[begin DATA IN THIS EXERCISE]

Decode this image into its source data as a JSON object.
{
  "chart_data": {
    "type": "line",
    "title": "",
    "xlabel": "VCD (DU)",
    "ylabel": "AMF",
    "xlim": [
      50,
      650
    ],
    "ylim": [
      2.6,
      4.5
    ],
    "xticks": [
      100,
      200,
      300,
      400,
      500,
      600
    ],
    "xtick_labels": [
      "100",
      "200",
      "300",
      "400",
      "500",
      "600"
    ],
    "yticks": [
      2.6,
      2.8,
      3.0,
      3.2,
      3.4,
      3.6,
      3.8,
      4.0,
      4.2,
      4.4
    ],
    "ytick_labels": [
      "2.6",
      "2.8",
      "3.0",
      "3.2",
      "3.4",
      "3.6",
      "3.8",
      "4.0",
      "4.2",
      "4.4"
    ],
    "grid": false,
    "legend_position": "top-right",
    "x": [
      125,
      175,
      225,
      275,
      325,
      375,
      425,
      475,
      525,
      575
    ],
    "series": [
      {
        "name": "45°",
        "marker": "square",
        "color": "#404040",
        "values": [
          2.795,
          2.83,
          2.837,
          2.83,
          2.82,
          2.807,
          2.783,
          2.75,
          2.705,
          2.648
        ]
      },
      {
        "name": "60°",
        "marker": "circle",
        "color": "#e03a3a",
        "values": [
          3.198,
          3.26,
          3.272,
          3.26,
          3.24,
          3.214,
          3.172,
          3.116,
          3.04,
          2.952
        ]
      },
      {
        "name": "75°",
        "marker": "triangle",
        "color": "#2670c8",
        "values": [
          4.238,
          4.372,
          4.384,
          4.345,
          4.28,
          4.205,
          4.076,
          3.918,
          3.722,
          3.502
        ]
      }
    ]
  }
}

[end DATA IN THIS EXERCISE]

Working from the entries above, return all lines that contain "marker".

REPLY:
        "marker": "square",
        "marker": "circle",
        "marker": "triangle",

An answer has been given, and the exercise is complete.